- EXERCISE TASK
Go through the data below. List every line that holds the word "Diploma".

:: PROVIDED DATA ::

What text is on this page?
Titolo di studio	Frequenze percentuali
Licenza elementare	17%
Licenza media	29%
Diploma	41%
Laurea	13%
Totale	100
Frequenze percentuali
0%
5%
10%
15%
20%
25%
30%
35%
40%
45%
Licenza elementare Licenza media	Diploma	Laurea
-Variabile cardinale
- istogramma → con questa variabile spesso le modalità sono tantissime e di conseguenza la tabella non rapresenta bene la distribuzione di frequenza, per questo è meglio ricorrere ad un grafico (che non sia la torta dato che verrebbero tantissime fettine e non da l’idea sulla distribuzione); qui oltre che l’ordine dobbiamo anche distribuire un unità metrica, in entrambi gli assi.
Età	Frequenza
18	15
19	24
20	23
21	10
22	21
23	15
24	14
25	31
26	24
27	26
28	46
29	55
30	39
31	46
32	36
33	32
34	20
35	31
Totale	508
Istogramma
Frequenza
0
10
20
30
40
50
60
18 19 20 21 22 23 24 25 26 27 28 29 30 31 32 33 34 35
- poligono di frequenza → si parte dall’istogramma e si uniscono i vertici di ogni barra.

:::

- SOLUTION TO THIS PROBLEM
Diploma	41%
Licenza elementare Licenza media	Diploma	Laurea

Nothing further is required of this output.